**Exercise**
Scan the records and identify every line in which the string "size" occurs, then return those lines.

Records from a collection
....
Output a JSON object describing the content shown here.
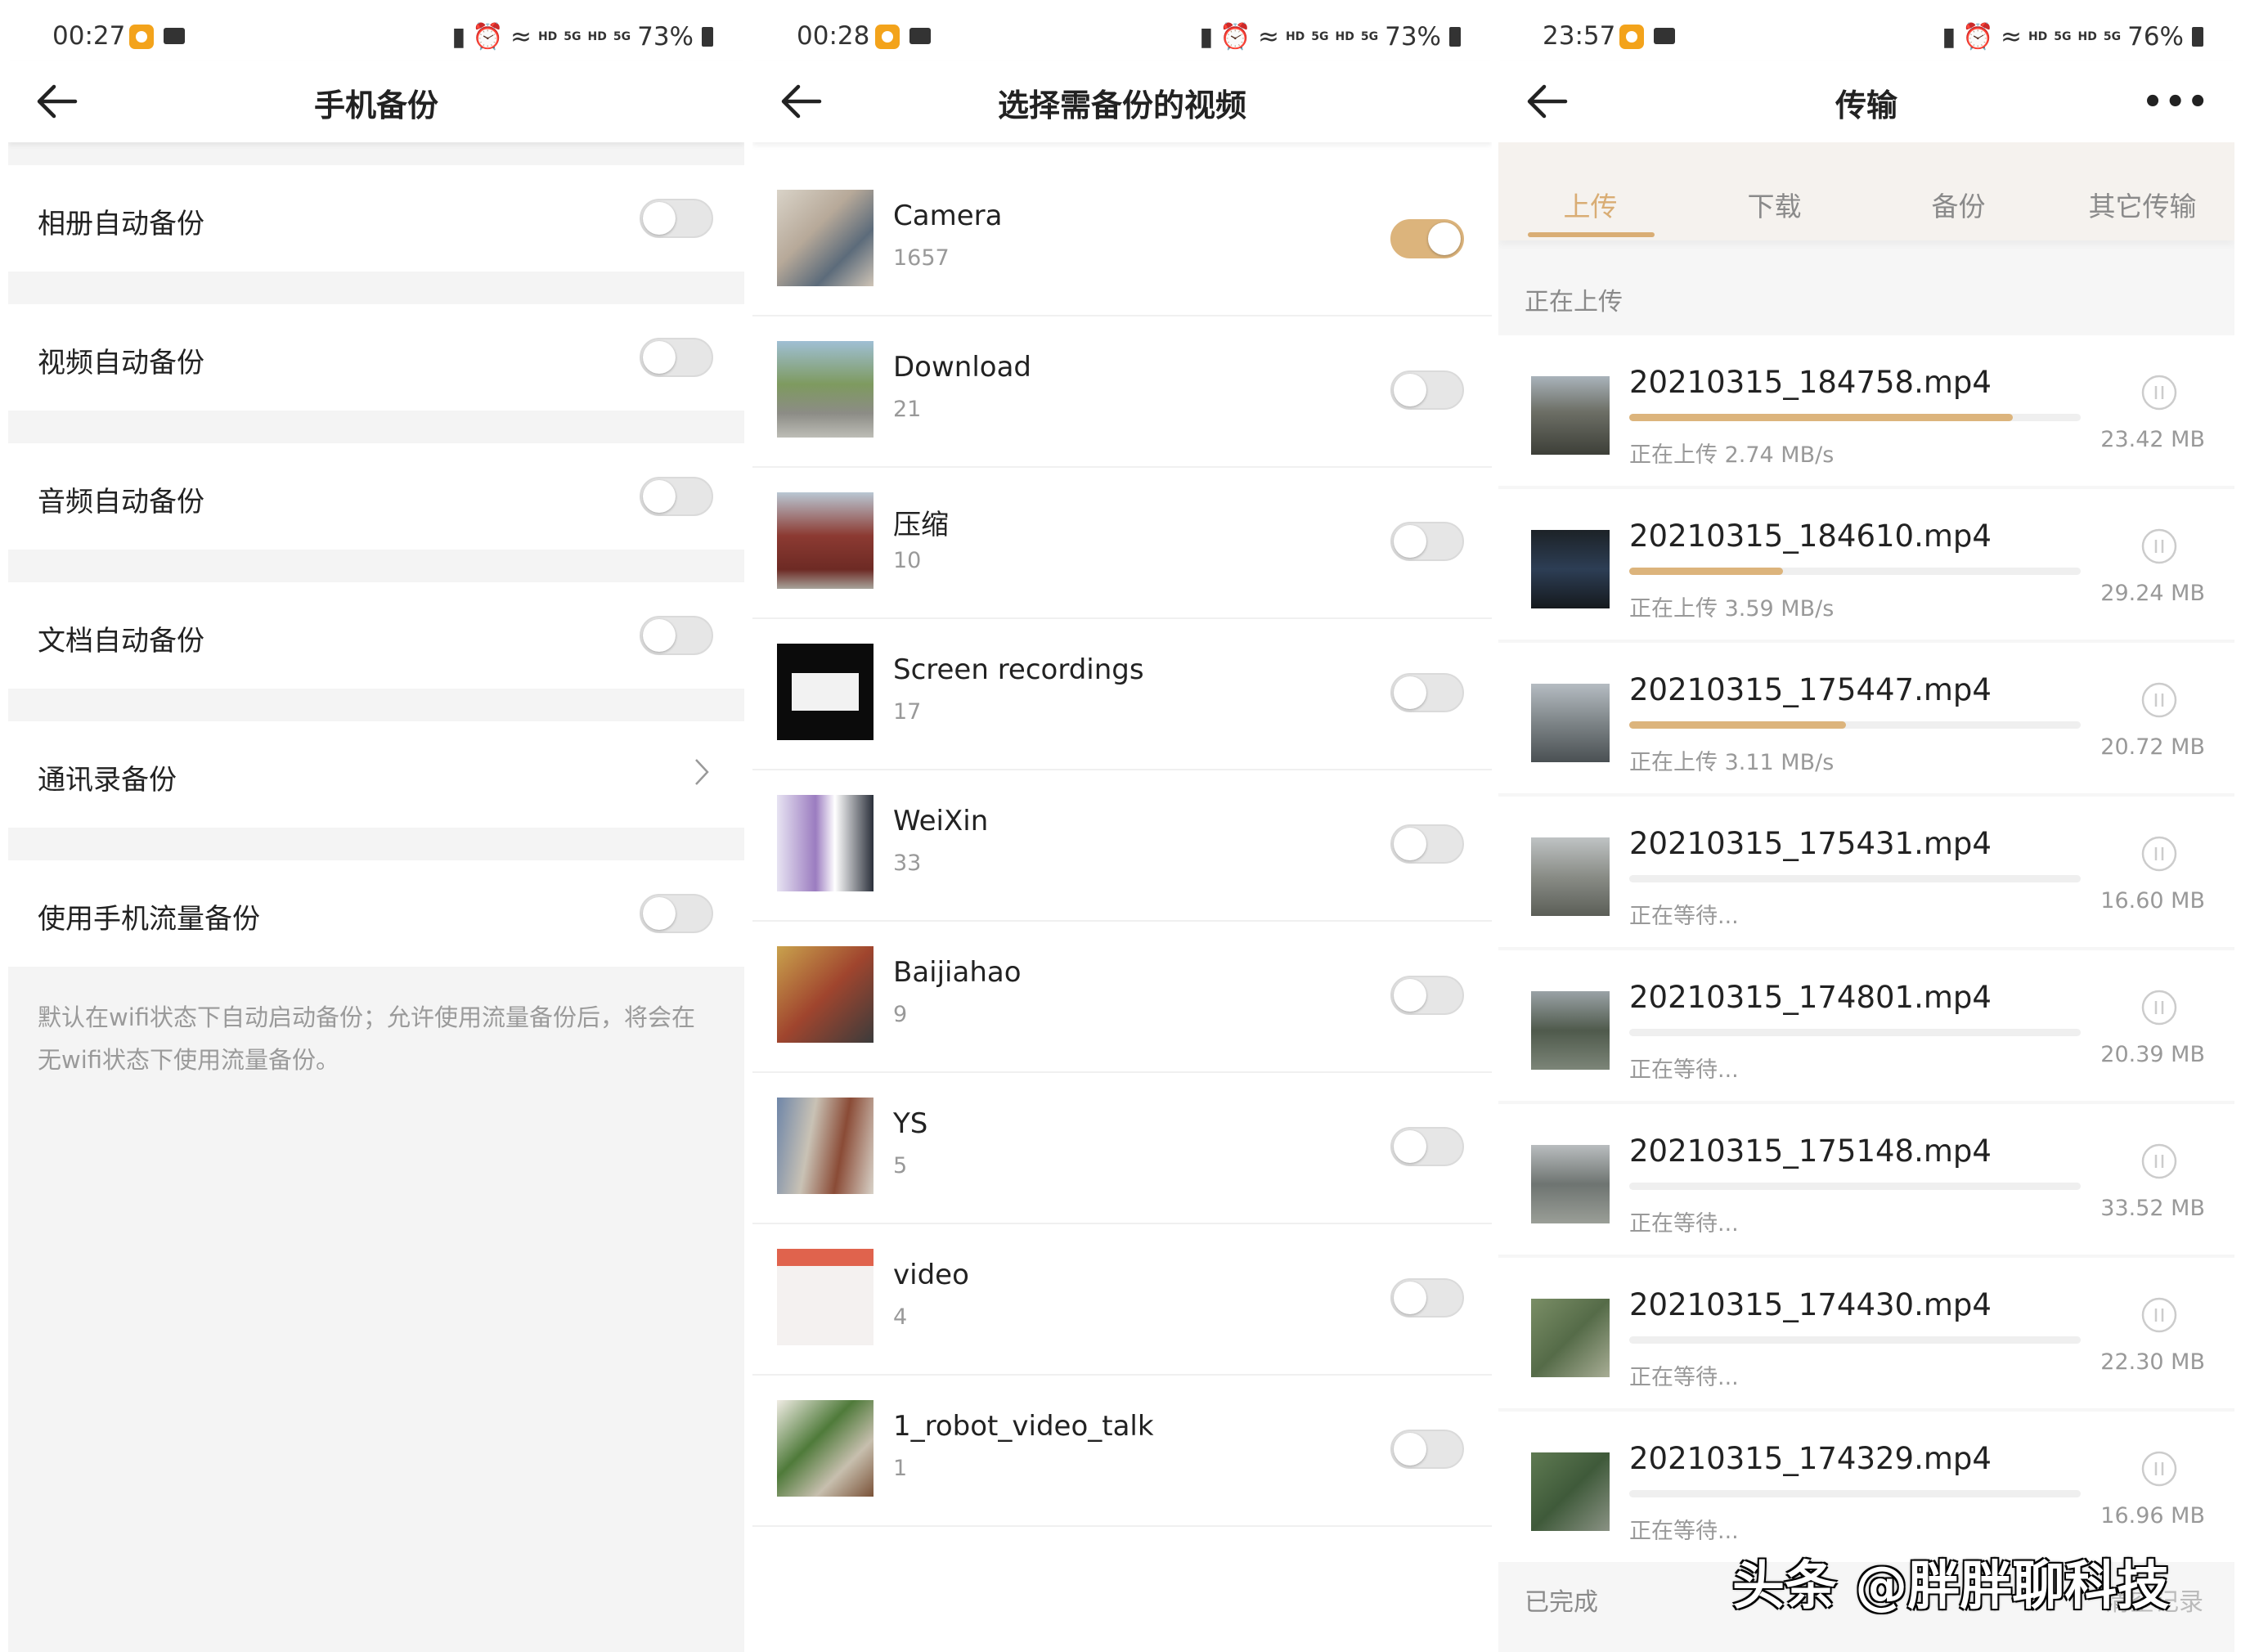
{
  "panel1": {
    "status": {
      "time": "00:27",
      "net1": "HD",
      "net1b": "5G",
      "net2": "HD",
      "net2b": "5G",
      "battery": "73%"
    },
    "title": "手机备份",
    "settings": [
      {
        "label": "相册自动备份",
        "type": "toggle",
        "on": false
      },
      {
        "label": "视频自动备份",
        "type": "toggle",
        "on": false
      },
      {
        "label": "音频自动备份",
        "type": "toggle",
        "on": false
      },
      {
        "label": "文档自动备份",
        "type": "toggle",
        "on": false
      },
      {
        "label": "通讯录备份",
        "type": "link"
      },
      {
        "label": "使用手机流量备份",
        "type": "toggle",
        "on": false
      }
    ],
    "note": "默认在wifi状态下自动启动备份；允许使用流量备份后，将会在无wifi状态下使用流量备份。"
  },
  "panel2": {
    "status": {
      "time": "00:28",
      "net1": "HD",
      "net1b": "5G",
      "net2": "HD",
      "net2b": "5G",
      "battery": "73%"
    },
    "title": "选择需备份的视频",
    "albums": [
      {
        "name": "Camera",
        "count": "1657",
        "on": true
      },
      {
        "name": "Download",
        "count": "21",
        "on": false
      },
      {
        "name": "压缩",
        "count": "10",
        "on": false
      },
      {
        "name": "Screen recordings",
        "count": "17",
        "on": false
      },
      {
        "name": "WeiXin",
        "count": "33",
        "on": false
      },
      {
        "name": "Baijiahao",
        "count": "9",
        "on": false
      },
      {
        "name": "YS",
        "count": "5",
        "on": false
      },
      {
        "name": "video",
        "count": "4",
        "on": false
      },
      {
        "name": "1_robot_video_talk",
        "count": "1",
        "on": false
      }
    ]
  },
  "panel3": {
    "status": {
      "time": "23:57",
      "net1": "HD",
      "net1b": "5G",
      "net2": "HD",
      "net2b": "5G",
      "battery": "76%"
    },
    "title": "传输",
    "more": "•••",
    "tabs": [
      "上传",
      "下载",
      "备份",
      "其它传输"
    ],
    "active_tab": 0,
    "uploading_label": "正在上传",
    "completed_label": "已完成",
    "clear_label": "清空记录",
    "uploads": [
      {
        "file": "20210315_184758.mp4",
        "status": "正在上传  2.74 MB/s",
        "size": "23.42 MB",
        "progress": 0.85
      },
      {
        "file": "20210315_184610.mp4",
        "status": "正在上传  3.59 MB/s",
        "size": "29.24 MB",
        "progress": 0.34
      },
      {
        "file": "20210315_175447.mp4",
        "status": "正在上传  3.11 MB/s",
        "size": "20.72 MB",
        "progress": 0.48
      },
      {
        "file": "20210315_175431.mp4",
        "status": "正在等待...",
        "size": "16.60 MB",
        "progress": 0
      },
      {
        "file": "20210315_174801.mp4",
        "status": "正在等待...",
        "size": "20.39 MB",
        "progress": 0
      },
      {
        "file": "20210315_175148.mp4",
        "status": "正在等待...",
        "size": "33.52 MB",
        "progress": 0
      },
      {
        "file": "20210315_174430.mp4",
        "status": "正在等待...",
        "size": "22.30 MB",
        "progress": 0
      },
      {
        "file": "20210315_174329.mp4",
        "status": "正在等待...",
        "size": "16.96 MB",
        "progress": 0
      }
    ]
  },
  "watermark": "头条 @胖胖聊科技",
  "colors": {
    "accent": "#dcb47c",
    "tab_active": "#d9ad74"
  }
}
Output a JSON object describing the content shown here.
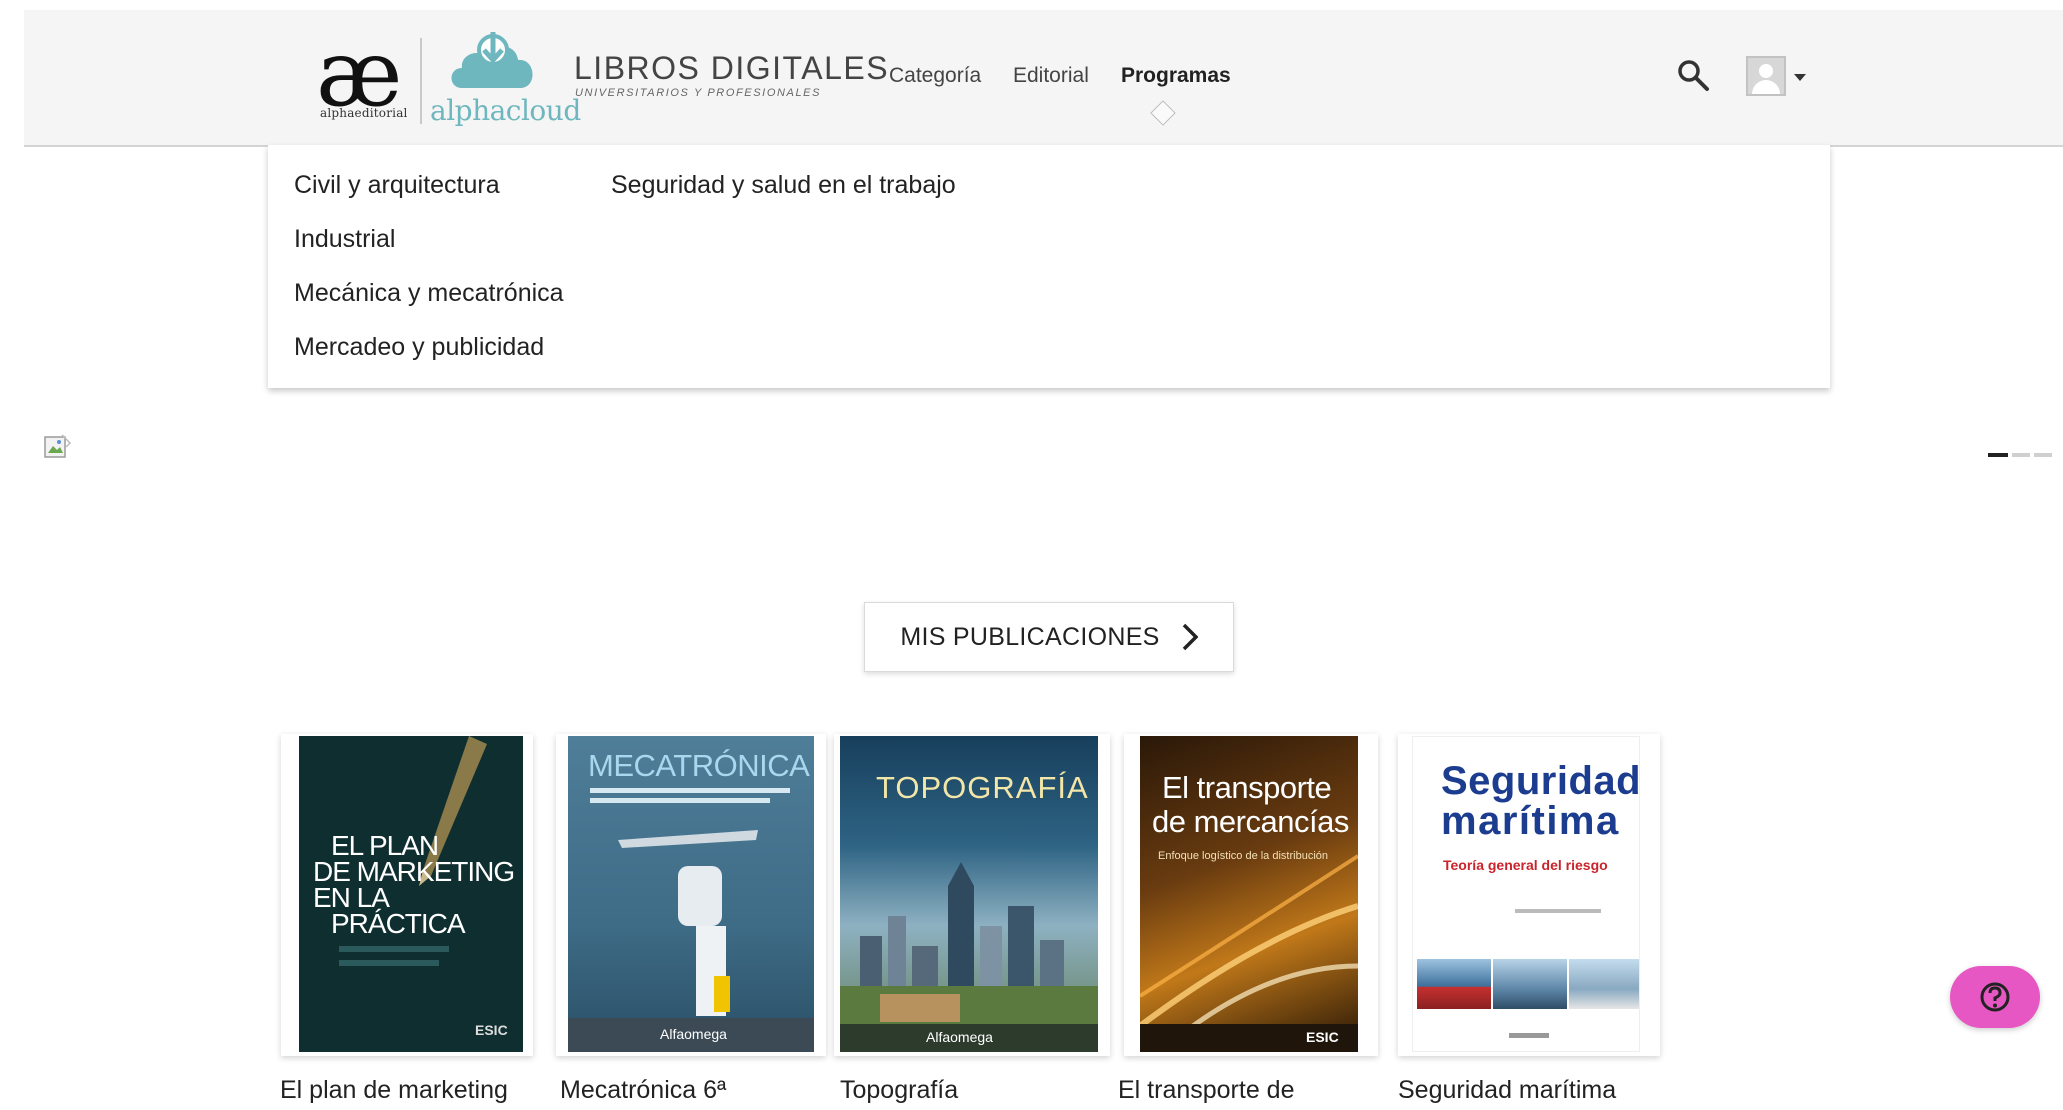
{
  "header": {
    "logo_glyph": "æ",
    "logo_sub": "alphaeditorial",
    "cloud_word": "alphacloud",
    "brand_title": "LIBROS DIGITALES",
    "brand_sub": "UNIVERSITARIOS Y PROFESIONALES",
    "nav": [
      {
        "label": "Categoría"
      },
      {
        "label": "Editorial"
      },
      {
        "label": "Programas",
        "active": true
      }
    ]
  },
  "menu": {
    "col1": [
      "Civil y arquitectura",
      "Industrial",
      "Mecánica y mecatrónica",
      "Mercadeo y publicidad"
    ],
    "col2": [
      "Seguridad y salud en el trabajo"
    ]
  },
  "publications_button": "MIS PUBLICACIONES",
  "books": [
    {
      "title": "El plan de marketing",
      "cover": {
        "line1": "EL PLAN",
        "line2": "DE MARKETING",
        "line3": "EN LA",
        "line4": "PRÁCTICA",
        "publisher": "ESIC"
      }
    },
    {
      "title": "Mecatrónica 6ª",
      "cover": {
        "line1": "MECATRÓNICA",
        "publisher": "Alfaomega"
      }
    },
    {
      "title": "Topografía",
      "cover": {
        "line1": "TOPOGRAFÍA",
        "publisher": "Alfaomega"
      }
    },
    {
      "title": "El transporte de",
      "cover": {
        "line1": "El transporte",
        "line2": "de mercancías",
        "line3": "Enfoque logístico de la distribución",
        "publisher": "ESIC"
      }
    },
    {
      "title": "Seguridad marítima",
      "cover": {
        "line1": "Seguridad",
        "line2": "marítima",
        "line3": "Teoría general del riesgo"
      }
    }
  ],
  "colors": {
    "accent_teal": "#6fb7bf",
    "help_pink": "#e657c4",
    "header_bg": "#f5f5f5"
  },
  "icons": [
    "search-icon",
    "avatar",
    "chevron-right-icon",
    "help-icon",
    "broken-image-icon"
  ]
}
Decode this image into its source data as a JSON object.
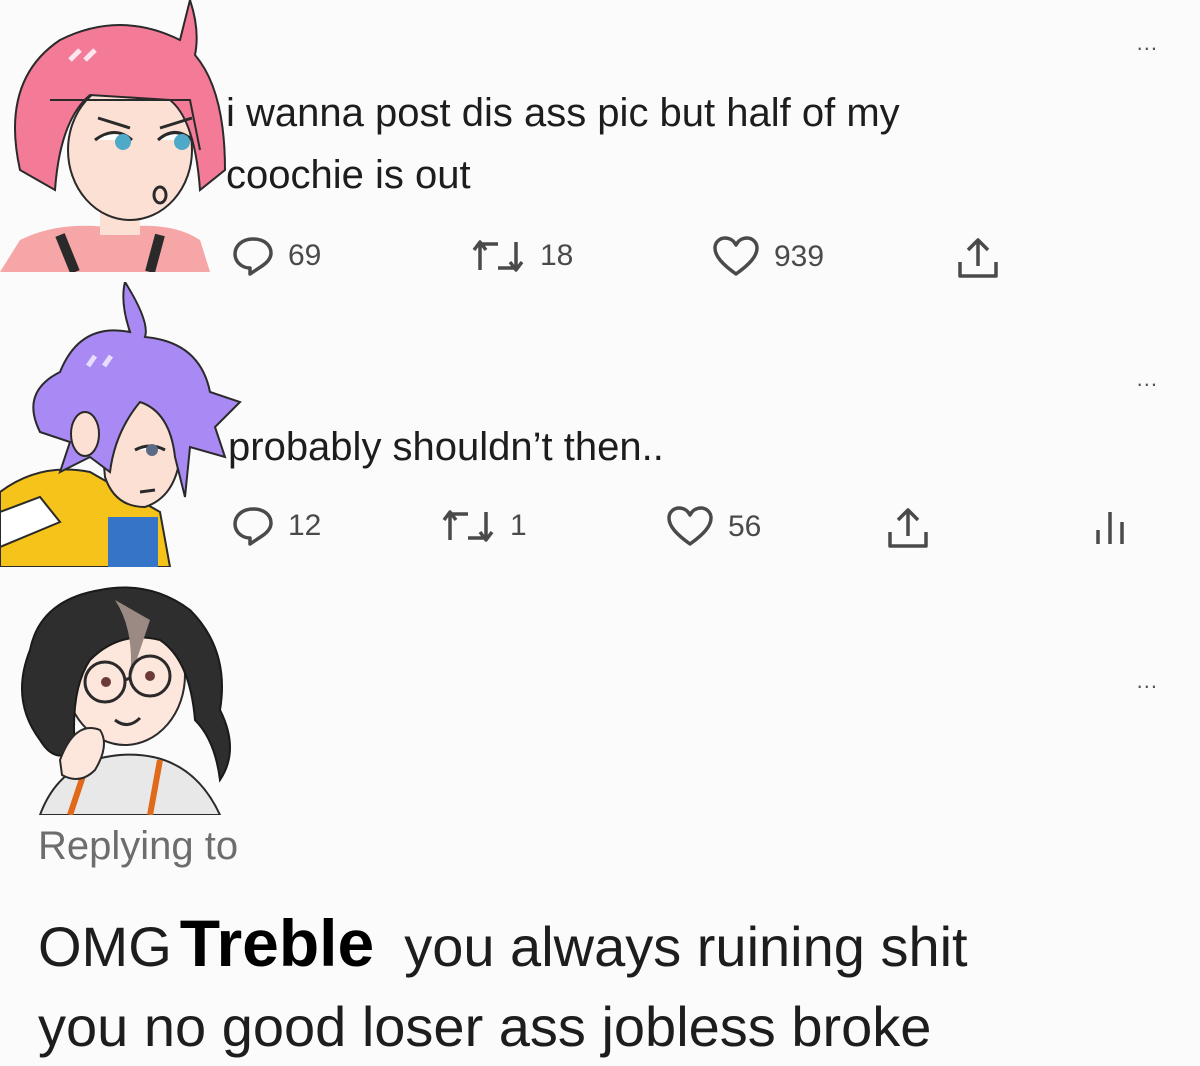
{
  "tweets": [
    {
      "text_lines": [
        "i wanna post dis ass pic but half of my",
        "coochie is out"
      ],
      "replies": "69",
      "retweets": "18",
      "likes": "939",
      "more": "..."
    },
    {
      "text_lines": [
        "probably shouldn’t then.."
      ],
      "replies": "12",
      "retweets": "1",
      "likes": "56",
      "more": "..."
    },
    {
      "more": "...",
      "replying_to": "Replying to",
      "reply_prefix": "OMG",
      "reply_name": "Treble",
      "reply_suffix": "you always ruining shit",
      "reply_line2": "you no good loser ass jobless broke"
    }
  ],
  "icons": [
    "reply-icon",
    "retweet-icon",
    "like-icon",
    "share-icon",
    "analytics-icon",
    "more-icon"
  ],
  "colors": {
    "pink_hair": "#f47b98",
    "purple_hair": "#a98af5",
    "dark_hair": "#2e2e2e",
    "yellow_jacket": "#f5c319"
  }
}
....
**Completed task**
        "size": "23.42 MB",
        "size": "29.24 MB",
        "size": "20.72 MB",
        "size": "16.60 MB",
        "size": "20.39 MB",
        "size": "33.52 MB",
        "size": "22.30 MB",
        "size": "16.96 MB",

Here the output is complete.